--- Documento fuente ---
******************************

Las acciones argentinas cerraron la jornada del miércoles con un desempeño mixto en Wall Street, donde los bancos registraron avances significativos, mientras que el sector energético sufrió caídas debido al desplome del crudo. El S&P Merval, medido en pesos, mostró un incremento del 0,8%, aunque en dólares retrocedió un 1,4%. Esta dinámica refleja la polarización del mercado, donde los bancos se beneficiaron de un clima más favorable, mientras que las energéticas se vieron afectadas por la caída de los precios del petróleo.

El riesgo país, que mide la percepción de riesgo de los inversores sobre la deuda argentina, cayó un 4,2% y se ubicó en 524 puntos básicos, según datos de J.P. Morgan. Este descenso fue impulsado por la recuperación de los bonos soberanos en dólares, que mostraron una mayoría de subas, destacándose el AL41 con un avance del 1,2%, seguido por el GD35 y el GD41, que crecieron un 1,1% cada uno. En general, los títulos soberanos registraron un aumento cercano al 0,9%, lo que contribuyó a la compresión del riesgo país.

En contraste, los bonos ajustados por CER cerraron en su mayoría con pérdidas. El TX26 cayó un 2,3%, el TZX27 retrocedió un 1,7% y el PAP0 disminuyó un 0,9%. Este comportamiento sugiere un menor apetito por instrumentos indexados a la inflación en un contexto donde los inversores parecen preferir los activos en dólares. La baja del crudo, que afectó a las energéticas, también tuvo un impacto positivo en las expectativas inflacionarias globales, lo que podría influir en la política monetaria local.

El contexto internacional también jugó un papel importante en el desempeño de los activos argentinos. Wall Street cerró con subas generalizadas, impulsadas por la caída en los rendimientos de los bonos del Tesoro de Estados Unidos, que alcanzaron un 4,6% en su rendimiento a 10 años. Este descenso alivió la presión sobre los activos de riesgo, que habían estado bajo tensión en días anteriores debido a las altas tasas de interés. Sin embargo, la caída del petróleo, que retrocedió más del 5% y se ubicó por debajo de los 100 dólares por barril, afectó directamente a las acciones de las empresas energéticas argentinas, que se posicionaron entre las principales perdedoras de la jornada.

******************************

--- Líneas proporcionadas ---
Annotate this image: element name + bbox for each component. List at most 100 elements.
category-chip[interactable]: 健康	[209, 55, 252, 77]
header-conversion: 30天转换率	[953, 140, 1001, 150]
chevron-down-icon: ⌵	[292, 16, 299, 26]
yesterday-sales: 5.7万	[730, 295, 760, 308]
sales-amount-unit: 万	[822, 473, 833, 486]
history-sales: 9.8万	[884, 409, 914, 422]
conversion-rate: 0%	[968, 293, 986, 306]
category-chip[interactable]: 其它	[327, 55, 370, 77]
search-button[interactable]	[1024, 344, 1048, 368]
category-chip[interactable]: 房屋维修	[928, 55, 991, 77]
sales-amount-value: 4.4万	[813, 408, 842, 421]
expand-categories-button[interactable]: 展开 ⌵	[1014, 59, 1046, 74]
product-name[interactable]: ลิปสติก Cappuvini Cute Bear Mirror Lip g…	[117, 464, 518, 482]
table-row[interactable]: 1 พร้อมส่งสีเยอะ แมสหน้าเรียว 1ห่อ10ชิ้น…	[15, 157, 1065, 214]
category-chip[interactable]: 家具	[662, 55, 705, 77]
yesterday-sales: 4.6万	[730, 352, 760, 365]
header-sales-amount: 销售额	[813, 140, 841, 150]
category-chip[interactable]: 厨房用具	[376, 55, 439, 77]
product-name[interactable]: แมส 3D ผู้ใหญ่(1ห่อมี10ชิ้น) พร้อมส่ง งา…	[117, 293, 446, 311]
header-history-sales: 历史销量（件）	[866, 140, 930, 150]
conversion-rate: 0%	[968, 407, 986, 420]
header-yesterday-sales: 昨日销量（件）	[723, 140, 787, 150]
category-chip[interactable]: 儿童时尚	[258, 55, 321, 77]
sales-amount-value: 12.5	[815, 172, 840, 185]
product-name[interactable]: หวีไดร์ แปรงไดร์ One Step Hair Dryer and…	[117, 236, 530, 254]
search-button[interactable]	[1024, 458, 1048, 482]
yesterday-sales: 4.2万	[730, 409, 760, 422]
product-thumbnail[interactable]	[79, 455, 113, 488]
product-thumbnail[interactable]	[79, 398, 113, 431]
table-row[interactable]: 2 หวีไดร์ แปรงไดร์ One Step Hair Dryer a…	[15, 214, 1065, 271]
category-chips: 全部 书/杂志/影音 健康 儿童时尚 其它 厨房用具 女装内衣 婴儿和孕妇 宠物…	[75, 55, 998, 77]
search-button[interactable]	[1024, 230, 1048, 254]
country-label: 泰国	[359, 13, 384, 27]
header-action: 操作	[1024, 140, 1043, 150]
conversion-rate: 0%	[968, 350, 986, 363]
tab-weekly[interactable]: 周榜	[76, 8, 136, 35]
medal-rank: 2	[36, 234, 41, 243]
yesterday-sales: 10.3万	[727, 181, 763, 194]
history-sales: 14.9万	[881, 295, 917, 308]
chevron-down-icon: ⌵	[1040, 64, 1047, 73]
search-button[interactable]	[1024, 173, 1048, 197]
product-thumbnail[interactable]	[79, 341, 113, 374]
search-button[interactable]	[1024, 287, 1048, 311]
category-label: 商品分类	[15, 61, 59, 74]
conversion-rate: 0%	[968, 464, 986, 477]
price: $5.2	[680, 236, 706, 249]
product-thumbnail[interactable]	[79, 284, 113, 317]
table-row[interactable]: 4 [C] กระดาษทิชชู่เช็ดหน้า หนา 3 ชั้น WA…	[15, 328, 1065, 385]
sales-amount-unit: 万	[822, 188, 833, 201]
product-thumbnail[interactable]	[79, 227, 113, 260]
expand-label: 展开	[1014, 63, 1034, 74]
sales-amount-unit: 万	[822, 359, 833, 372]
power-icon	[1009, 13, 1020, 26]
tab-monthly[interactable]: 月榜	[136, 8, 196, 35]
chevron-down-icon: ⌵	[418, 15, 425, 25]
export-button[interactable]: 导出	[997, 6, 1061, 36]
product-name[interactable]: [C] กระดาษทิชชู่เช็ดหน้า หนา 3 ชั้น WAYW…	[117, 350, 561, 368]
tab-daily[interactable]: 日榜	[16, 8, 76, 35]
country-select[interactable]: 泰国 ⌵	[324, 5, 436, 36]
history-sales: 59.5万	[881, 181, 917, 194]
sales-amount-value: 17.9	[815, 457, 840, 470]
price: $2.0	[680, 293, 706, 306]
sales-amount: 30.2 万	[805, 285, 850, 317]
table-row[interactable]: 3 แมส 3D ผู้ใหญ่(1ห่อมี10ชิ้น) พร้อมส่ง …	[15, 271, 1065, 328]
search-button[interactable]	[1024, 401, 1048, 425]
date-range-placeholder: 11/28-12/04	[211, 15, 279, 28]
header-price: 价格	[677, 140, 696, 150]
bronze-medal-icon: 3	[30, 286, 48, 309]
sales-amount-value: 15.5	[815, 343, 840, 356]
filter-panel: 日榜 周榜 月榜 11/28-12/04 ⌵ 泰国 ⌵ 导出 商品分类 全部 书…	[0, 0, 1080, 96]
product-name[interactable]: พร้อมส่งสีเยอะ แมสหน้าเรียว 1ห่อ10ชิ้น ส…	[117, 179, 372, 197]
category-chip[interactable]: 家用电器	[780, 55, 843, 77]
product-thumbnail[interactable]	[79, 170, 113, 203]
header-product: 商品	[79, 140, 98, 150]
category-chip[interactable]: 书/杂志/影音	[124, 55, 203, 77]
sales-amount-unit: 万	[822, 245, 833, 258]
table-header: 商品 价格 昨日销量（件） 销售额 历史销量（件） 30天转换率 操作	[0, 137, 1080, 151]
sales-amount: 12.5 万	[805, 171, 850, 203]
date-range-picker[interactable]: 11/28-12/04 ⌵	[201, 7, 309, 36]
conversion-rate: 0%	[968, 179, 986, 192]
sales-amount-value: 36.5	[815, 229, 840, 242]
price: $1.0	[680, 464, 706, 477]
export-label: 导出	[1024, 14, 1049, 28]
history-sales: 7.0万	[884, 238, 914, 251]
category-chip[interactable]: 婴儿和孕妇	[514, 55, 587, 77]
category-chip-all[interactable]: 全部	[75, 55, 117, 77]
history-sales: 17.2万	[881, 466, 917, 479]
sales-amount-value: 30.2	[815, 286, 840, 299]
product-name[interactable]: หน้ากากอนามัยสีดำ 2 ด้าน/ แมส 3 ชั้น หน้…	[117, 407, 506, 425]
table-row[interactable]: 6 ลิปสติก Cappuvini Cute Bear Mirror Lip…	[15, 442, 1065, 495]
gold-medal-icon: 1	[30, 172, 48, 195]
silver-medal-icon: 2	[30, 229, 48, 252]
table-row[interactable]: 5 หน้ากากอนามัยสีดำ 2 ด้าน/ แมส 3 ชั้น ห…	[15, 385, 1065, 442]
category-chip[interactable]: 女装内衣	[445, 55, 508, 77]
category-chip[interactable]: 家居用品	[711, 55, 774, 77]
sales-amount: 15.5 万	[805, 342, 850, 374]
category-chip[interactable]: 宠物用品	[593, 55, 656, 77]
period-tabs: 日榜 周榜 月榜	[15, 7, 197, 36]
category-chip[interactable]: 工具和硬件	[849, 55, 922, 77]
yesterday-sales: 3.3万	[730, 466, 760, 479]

******************************

--- Consigna del ejercicio ---
Explique, en una a tres oraciones, qué impulsó la caída del riesgo país según la nota sobre el mercado argentino.

--- Respuesta del ejercicio ---
El riesgo país cayó un 4,2% y se ubicó en 524 puntos básicos, impulsado por la recuperación de los bonos soberanos en dólares, que en su mayoría subieron. En conjunto, los títulos soberanos avanzaron cerca de un 0,9%, lo que contribuyó a comprimir el riesgo país.